▶ _READING TEXT_
Dutch satellite television provider

CanalDigitaal previous logo

CanalDigitaal is a provider of digital television via satellite for the Dutch market, using the Astra satellites at 23.5° east.

Initially customers were mainly Dutch citizens in the countryside who did not have cable access. But in the meantime the company also managed to expand into the cities. This is sometimes complicated in the Netherlands due to local building codes restricting the placement of satellite dishes. The company now also actively markets its products to countries outside the Netherlands and it is no longer necessary to have a Dutch address or bank account to take out a subscription.

CanalDigitaal is owned by the Luxembourg M7 Group (Canal+ Luxembourg s.a.r.l.), also owner of the Belgian TV Vlaanderen Digitaal and TéléSAT Numérique, the Austrian HD Austria, the Czech/Slovak Skylink. Since September 2019, M7 Group is owned by Vivendi's Groupe Canal+.

==Smartcard==
Unlike many German and British broadcasters, the Dutch public and commercial broadcasts are not freely available via satellite. To receive the Dutch broadcasts a smartcard is required to decrypt the Mediaguard signal. CanalDigitaal has recently switched from Mediaguard 2 to Mediaguard 3.

A standard DVB-S or DVB-S2 receiver is used, which can also receive other free-to-air broadcasts.

In 2017, Canal Digitaal went hybrid with a combined satellite and IPTV offer. The company is now working with several IPTV partners, including M7's online.nl service.

==Fastscan channel list==
The CanalDigitaal Fastscan lists all channels carried on the CanalDigitaal platform and almost all free-to-air channels on the 19.2° east, 23.5° east and 28.2° east satellites. Many channels are free, others are available only with a subscription.

▶ _GIVEN INFORMATION_
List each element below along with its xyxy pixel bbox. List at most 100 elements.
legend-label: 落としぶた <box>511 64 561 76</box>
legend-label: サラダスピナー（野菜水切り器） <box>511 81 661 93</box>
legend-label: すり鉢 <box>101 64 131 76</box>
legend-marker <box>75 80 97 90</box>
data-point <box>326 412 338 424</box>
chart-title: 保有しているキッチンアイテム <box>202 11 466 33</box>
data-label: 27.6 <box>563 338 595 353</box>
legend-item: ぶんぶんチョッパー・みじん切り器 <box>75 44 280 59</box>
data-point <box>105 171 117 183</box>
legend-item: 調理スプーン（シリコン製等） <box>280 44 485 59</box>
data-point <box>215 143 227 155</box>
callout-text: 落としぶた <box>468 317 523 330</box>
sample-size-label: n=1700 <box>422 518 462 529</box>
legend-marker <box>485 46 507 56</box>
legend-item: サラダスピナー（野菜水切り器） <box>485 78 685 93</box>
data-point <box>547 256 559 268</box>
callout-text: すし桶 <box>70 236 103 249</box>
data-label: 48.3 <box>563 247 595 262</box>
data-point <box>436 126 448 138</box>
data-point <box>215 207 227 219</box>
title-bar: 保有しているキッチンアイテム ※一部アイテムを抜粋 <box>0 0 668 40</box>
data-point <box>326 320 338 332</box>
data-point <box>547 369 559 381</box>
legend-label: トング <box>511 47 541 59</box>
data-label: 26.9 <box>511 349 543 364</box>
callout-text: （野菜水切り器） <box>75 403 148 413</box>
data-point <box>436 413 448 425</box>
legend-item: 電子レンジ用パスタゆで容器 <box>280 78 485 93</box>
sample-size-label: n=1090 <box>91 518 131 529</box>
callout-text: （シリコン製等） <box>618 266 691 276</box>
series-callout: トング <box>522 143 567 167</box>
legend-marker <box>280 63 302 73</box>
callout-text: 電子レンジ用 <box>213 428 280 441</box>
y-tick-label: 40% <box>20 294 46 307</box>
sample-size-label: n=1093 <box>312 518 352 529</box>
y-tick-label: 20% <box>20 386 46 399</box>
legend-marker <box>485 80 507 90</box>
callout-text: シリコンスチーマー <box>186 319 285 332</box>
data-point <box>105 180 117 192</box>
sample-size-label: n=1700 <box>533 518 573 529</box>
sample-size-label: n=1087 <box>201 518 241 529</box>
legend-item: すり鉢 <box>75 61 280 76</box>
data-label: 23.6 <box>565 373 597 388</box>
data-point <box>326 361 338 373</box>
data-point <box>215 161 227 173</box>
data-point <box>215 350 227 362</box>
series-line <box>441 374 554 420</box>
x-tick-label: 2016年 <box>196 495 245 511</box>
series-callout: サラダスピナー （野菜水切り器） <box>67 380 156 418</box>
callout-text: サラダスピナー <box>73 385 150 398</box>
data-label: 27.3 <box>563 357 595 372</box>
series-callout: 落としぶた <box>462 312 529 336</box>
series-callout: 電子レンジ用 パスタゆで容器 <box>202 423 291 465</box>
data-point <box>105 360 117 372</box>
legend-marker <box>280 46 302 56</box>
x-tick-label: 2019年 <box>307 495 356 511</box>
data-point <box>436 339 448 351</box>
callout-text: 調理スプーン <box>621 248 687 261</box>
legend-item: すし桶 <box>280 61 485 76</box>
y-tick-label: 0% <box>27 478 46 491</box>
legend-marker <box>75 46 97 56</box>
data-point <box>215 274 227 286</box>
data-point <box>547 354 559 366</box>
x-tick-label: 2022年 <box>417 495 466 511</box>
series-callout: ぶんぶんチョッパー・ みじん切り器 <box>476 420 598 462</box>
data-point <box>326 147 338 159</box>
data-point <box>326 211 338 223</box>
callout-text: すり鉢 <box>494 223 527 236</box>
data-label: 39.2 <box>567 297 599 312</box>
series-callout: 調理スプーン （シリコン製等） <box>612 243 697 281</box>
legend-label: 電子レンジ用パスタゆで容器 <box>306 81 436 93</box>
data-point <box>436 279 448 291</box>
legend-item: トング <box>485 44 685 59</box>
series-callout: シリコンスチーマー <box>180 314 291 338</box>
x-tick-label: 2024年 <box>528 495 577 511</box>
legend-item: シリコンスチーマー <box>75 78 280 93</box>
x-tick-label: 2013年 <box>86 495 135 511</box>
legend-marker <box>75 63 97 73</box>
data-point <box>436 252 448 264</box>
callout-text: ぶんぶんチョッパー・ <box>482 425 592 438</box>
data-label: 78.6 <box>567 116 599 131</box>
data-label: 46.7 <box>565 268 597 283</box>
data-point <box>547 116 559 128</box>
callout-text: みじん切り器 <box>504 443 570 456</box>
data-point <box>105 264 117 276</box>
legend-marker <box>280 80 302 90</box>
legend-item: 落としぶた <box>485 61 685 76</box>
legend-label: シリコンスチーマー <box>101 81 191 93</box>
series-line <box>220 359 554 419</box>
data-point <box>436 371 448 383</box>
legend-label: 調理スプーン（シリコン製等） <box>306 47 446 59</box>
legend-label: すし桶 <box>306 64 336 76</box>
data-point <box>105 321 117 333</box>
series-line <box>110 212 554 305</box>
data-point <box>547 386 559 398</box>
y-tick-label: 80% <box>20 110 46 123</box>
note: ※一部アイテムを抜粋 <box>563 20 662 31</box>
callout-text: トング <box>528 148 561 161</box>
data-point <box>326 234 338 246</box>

▶ _WORK TO BE COMPLETED_
Please output the part of the CanalDigitaal text that begins with the words "CanalDigitaal previous logo" and stops after "out a subscription.". The entries have no connection to the text on CanalDigitaal.

▶ _ANSWER TO THIS EXERCISE_
CanalDigitaal previous logo

CanalDigitaal is a provider of digital television via satellite for the Dutch market, using the Astra satellites at 23.5° east.

Initially customers were mainly Dutch citizens in the countryside who did not have cable access. But in the meantime the company also managed to expand into the cities. This is sometimes complicated in the Netherlands due to local building codes restricting the placement of satellite dishes. The company now also actively markets its products to countries outside the Netherlands and it is no longer necessary to have a Dutch address or bank account to take out a subscription.